A run of records
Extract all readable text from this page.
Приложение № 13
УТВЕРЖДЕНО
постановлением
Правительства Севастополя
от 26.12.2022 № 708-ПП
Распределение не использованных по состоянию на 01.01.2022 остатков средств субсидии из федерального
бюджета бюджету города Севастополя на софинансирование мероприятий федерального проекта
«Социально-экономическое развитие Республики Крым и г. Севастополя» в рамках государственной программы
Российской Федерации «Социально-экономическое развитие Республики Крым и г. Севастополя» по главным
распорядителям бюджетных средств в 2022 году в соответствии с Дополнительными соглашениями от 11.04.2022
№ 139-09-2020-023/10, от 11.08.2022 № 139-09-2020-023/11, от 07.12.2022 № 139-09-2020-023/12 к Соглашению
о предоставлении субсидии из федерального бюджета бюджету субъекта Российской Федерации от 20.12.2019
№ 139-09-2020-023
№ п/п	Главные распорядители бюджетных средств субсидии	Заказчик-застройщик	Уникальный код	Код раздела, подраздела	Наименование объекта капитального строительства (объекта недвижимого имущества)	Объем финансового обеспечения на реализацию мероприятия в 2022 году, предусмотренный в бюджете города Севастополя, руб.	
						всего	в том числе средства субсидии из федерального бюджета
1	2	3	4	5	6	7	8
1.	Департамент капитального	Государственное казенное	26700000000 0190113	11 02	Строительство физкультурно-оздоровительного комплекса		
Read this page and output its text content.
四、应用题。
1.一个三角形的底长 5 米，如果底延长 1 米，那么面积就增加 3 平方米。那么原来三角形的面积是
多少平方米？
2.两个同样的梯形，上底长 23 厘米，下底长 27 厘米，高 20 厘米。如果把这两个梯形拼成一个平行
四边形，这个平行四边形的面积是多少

Brief: Write each line above out exactly.

Right answer:
Extract all readable text from this page.
Приложение № 13
УТВЕРЖДЕНО
постановлением
Правительства Севастополя
от 26.12.2022 № 708-ПП
Распределение не использованных по состоянию на 01.01.2022 остатков средств субсидии из федерального
бюджета бюджету города Севастополя на софинансирование мероприятий федерального проекта
«Социально-экономическое развитие Республики Крым и г. Севастополя» в рамках государственной программы
Российской Федерации «Социально-экономическое развитие Республики Крым и г. Севастополя» по главным
распорядителям бюджетных средств в 2022 году в соответствии с Дополнительными соглашениями от 11.04.2022
№ 139-09-2020-023/10, от 11.08.2022 № 139-09-2020-023/11, от 07.12.2022 № 139-09-2020-023/12 к Соглашению
о предоставлении субсидии из федерального бюджета бюджету субъекта Российской Федерации от 20.12.2019
№ 139-09-2020-023
№ п/п	Главные распорядители бюджетных средств субсидии	Заказчик-застройщик	Уникальный код	Код раздела, подраздела	Наименование объекта капитального строительства (объекта недвижимого имущества)	Объем финансового обеспечения на реализацию мероприятия в 2022 году, предусмотренный в бюджете города Севастополя, руб.	
						всего	в том числе средства субсидии из федерального бюджета
1	2	3	4	5	6	7	8
1.	Департамент капитального	Государственное казенное	26700000000 0190113	11 02	Строительство физкультурно-оздоровительного комплекса		
Read this page and output its text content.
四、应用题。
1.一个三角形的底长 5 米，如果底延长 1 米，那么面积就增加 3 平方米。那么原来三角形的面积是
多少平方米？
2.两个同样的梯形，上底长 23 厘米，下底长 27 厘米，高 20 厘米。如果把这两个梯形拼成一个平行
四边形，这个平行四边形的面积是多少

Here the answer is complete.